---------- Supplied material ----------

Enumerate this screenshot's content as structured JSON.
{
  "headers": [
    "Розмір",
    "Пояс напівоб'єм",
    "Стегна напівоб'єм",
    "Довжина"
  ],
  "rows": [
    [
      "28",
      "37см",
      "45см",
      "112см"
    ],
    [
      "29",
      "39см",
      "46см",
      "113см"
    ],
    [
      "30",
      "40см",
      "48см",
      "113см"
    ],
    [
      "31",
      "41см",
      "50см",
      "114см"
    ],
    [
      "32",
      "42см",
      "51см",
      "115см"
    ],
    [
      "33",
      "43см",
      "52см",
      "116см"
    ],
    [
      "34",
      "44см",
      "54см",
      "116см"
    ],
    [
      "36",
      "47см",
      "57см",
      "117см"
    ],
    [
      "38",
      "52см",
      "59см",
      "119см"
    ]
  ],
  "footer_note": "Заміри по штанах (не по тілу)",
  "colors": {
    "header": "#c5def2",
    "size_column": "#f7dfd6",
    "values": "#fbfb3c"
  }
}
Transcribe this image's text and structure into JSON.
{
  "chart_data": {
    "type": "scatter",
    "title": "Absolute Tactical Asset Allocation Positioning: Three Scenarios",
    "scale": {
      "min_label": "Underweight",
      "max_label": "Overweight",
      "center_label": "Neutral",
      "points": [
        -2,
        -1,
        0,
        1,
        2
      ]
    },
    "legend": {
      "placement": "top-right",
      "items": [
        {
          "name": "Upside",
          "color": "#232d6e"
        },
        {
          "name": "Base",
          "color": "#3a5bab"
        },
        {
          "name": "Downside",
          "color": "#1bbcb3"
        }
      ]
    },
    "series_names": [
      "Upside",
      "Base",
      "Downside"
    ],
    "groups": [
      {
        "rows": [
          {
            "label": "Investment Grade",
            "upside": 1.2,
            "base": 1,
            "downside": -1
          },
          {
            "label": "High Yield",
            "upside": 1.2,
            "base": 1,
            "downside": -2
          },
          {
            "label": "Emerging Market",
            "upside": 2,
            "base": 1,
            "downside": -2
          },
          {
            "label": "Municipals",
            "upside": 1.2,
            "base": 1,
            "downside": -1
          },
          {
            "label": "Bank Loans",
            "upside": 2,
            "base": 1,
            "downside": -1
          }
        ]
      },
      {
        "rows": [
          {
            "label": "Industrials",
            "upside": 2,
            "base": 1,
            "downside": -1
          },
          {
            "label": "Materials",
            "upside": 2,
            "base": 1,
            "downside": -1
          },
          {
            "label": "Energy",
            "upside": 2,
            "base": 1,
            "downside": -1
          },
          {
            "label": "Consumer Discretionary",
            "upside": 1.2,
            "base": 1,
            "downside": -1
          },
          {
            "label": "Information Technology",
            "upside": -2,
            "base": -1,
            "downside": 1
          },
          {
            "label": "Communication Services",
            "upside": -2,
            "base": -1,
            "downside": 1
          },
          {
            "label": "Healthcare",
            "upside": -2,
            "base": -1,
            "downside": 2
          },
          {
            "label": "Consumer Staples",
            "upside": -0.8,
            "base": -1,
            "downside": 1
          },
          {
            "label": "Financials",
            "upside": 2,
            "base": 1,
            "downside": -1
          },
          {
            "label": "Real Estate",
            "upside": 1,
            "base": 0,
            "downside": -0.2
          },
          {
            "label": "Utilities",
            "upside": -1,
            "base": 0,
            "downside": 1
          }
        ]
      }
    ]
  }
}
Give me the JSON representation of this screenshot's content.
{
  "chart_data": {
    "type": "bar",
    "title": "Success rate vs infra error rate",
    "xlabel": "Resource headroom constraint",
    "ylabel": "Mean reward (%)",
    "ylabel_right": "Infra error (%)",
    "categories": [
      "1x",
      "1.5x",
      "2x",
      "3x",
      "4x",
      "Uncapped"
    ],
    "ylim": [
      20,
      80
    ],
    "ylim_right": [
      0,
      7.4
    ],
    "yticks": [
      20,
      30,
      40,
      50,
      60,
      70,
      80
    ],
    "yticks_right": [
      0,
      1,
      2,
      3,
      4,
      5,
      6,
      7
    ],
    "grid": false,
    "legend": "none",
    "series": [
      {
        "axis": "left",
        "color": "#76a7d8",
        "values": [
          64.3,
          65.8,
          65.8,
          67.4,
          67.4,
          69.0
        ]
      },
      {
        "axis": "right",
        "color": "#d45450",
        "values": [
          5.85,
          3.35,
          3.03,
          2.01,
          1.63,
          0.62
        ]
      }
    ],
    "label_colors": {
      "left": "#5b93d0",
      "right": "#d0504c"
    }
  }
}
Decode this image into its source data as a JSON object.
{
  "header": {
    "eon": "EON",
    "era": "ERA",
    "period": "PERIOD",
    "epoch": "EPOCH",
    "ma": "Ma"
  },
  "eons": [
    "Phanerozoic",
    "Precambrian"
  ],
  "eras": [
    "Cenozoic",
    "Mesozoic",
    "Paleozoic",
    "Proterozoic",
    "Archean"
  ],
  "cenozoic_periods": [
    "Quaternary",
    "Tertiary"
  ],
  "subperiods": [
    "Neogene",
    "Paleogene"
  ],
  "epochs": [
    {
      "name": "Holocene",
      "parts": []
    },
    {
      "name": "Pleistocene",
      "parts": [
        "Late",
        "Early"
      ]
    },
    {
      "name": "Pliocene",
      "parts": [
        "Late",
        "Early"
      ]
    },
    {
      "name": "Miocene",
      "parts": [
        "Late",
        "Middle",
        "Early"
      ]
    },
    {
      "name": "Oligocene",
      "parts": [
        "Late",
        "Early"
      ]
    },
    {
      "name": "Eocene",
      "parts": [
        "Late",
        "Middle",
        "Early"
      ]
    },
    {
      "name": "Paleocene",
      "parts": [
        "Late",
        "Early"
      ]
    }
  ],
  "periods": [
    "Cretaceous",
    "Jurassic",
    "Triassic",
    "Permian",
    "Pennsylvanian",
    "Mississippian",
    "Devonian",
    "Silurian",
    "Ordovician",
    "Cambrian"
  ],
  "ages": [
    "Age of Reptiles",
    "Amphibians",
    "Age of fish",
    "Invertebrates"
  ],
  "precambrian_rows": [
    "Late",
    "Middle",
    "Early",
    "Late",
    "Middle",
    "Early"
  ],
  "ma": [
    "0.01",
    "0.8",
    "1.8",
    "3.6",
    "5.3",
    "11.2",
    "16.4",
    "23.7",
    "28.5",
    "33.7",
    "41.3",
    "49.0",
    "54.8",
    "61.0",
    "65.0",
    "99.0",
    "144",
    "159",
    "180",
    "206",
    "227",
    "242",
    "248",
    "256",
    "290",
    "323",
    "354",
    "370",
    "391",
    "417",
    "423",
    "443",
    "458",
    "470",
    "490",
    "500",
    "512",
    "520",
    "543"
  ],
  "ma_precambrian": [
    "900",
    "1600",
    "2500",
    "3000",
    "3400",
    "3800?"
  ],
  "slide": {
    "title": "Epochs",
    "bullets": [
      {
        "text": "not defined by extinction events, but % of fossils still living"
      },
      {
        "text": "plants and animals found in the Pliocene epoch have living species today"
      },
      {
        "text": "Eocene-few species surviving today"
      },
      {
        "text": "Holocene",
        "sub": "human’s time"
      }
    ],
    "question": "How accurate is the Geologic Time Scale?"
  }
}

----------

### Short task
List the lines of the entries that include "JSON".

### Correct answer
Enumerate this screenshot's content as structured JSON.
Transcribe this image's text and structure into JSON.
Give me the JSON representation of this screenshot's content.
Decode this image into its source data as a JSON object.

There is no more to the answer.